_SET TASK:_ Repeat the records below exactly as they appear.

____

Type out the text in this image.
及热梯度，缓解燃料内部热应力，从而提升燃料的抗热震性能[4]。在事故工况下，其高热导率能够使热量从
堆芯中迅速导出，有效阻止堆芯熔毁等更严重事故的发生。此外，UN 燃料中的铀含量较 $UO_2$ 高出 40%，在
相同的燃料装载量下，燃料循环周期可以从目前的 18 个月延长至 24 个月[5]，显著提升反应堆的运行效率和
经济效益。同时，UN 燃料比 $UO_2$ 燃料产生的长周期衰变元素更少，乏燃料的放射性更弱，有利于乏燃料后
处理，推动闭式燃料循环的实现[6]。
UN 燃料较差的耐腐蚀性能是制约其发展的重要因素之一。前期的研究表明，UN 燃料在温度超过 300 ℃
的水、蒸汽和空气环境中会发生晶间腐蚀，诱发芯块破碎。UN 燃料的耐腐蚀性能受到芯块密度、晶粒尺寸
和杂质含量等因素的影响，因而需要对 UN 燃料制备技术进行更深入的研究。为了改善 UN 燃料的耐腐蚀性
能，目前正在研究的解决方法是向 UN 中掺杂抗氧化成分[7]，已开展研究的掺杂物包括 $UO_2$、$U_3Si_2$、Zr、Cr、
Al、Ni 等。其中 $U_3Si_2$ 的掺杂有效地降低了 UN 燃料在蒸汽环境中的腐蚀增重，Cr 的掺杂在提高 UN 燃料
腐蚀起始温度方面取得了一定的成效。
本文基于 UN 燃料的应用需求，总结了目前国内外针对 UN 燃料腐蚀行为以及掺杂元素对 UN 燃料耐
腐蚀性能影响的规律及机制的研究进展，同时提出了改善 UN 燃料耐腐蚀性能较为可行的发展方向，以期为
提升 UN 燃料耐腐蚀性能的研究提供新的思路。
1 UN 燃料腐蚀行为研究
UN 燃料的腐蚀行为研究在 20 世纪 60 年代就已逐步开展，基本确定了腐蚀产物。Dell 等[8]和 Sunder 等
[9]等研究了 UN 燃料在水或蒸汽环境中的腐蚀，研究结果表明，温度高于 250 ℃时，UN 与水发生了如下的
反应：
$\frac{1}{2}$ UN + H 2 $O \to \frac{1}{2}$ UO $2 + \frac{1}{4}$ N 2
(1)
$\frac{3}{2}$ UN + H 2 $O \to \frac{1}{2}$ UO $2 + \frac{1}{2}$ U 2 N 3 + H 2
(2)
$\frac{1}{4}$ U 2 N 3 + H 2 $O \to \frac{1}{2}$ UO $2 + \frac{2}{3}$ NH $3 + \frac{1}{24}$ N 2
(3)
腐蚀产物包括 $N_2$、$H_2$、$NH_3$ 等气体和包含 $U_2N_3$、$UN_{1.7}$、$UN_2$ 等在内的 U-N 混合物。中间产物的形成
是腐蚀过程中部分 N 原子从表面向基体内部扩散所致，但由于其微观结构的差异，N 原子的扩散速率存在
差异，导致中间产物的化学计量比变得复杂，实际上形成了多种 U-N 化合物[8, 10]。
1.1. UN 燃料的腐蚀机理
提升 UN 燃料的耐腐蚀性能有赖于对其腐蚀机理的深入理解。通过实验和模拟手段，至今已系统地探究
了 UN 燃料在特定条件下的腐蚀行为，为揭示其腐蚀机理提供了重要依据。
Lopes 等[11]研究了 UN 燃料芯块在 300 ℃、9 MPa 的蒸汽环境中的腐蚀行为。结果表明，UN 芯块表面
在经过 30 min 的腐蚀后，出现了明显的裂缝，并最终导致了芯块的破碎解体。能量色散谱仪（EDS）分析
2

____

_SOLUTION TO THE PROBLEM:_
Type out the text in this image.
及热梯度，缓解燃料内部热应力，从而提升燃料的抗热震性能[4]。在事故工况下，其高热导率能够使热量从
堆芯中迅速导出，有效阻止堆芯熔毁等更严重事故的发生。此外，UN 燃料中的铀含量较 $UO_2$ 高出 40%，在
相同的燃料装载量下，燃料循环周期可以从目前的 18 个月延长至 24 个月[5]，显著提升反应堆的运行效率和
经济效益。同时，UN 燃料比 $UO_2$ 燃料产生的长周期衰变元素更少，乏燃料的放射性更弱，有利于乏燃料后
处理，推动闭式燃料循环的实现[6]。
UN 燃料较差的耐腐蚀性能是制约其发展的重要因素之一。前期的研究表明，UN 燃料在温度超过 300 ℃
的水、蒸汽和空气环境中会发生晶间腐蚀，诱发芯块破碎。UN 燃料的耐腐蚀性能受到芯块密度、晶粒尺寸
和杂质含量等因素的影响，因而需要对 UN 燃料制备技术进行更深入的研究。为了改善 UN 燃料的耐腐蚀性
能，目前正在研究的解决方法是向 UN 中掺杂抗氧化成分[7]，已开展研究的掺杂物包括 $UO_2$、$U_3Si_2$、Zr、Cr、
Al、Ni 等。其中 $U_3Si_2$ 的掺杂有效地降低了 UN 燃料在蒸汽环境中的腐蚀增重，Cr 的掺杂在提高 UN 燃料
腐蚀起始温度方面取得了一定的成效。
本文基于 UN 燃料的应用需求，总结了目前国内外针对 UN 燃料腐蚀行为以及掺杂元素对 UN 燃料耐
腐蚀性能影响的规律及机制的研究进展，同时提出了改善 UN 燃料耐腐蚀性能较为可行的发展方向，以期为
提升 UN 燃料耐腐蚀性能的研究提供新的思路。
1 UN 燃料腐蚀行为研究
UN 燃料的腐蚀行为研究在 20 世纪 60 年代就已逐步开展，基本确定了腐蚀产物。Dell 等[8]和 Sunder 等
[9]等研究了 UN 燃料在水或蒸汽环境中的腐蚀，研究结果表明，温度高于 250 ℃时，UN 与水发生了如下的
反应：
$\frac{1}{2}$ UN + H 2 $O \to \frac{1}{2}$ UO $2 + \frac{1}{4}$ N 2
(1)
$\frac{3}{2}$ UN + H 2 $O \to \frac{1}{2}$ UO $2 + \frac{1}{2}$ U 2 N 3 + H 2
(2)
$\frac{1}{4}$ U 2 N 3 + H 2 $O \to \frac{1}{2}$ UO $2 + \frac{2}{3}$ NH $3 + \frac{1}{24}$ N 2
(3)
腐蚀产物包括 $N_2$、$H_2$、$NH_3$ 等气体和包含 $U_2N_3$、$UN_{1.7}$、$UN_2$ 等在内的 U-N 混合物。中间产物的形成
是腐蚀过程中部分 N 原子从表面向基体内部扩散所致，但由于其微观结构的差异，N 原子的扩散速率存在
差异，导致中间产物的化学计量比变得复杂，实际上形成了多种 U-N 化合物[8, 10]。
1.1. UN 燃料的腐蚀机理
提升 UN 燃料的耐腐蚀性能有赖于对其腐蚀机理的深入理解。通过实验和模拟手段，至今已系统地探究
了 UN 燃料在特定条件下的腐蚀行为，为揭示其腐蚀机理提供了重要依据。
Lopes 等[11]研究了 UN 燃料芯块在 300 ℃、9 MPa 的蒸汽环境中的腐蚀行为。结果表明，UN 芯块表面
在经过 30 min 的腐蚀后，出现了明显的裂缝，并最终导致了芯块的破碎解体。能量色散谱仪（EDS）分析
2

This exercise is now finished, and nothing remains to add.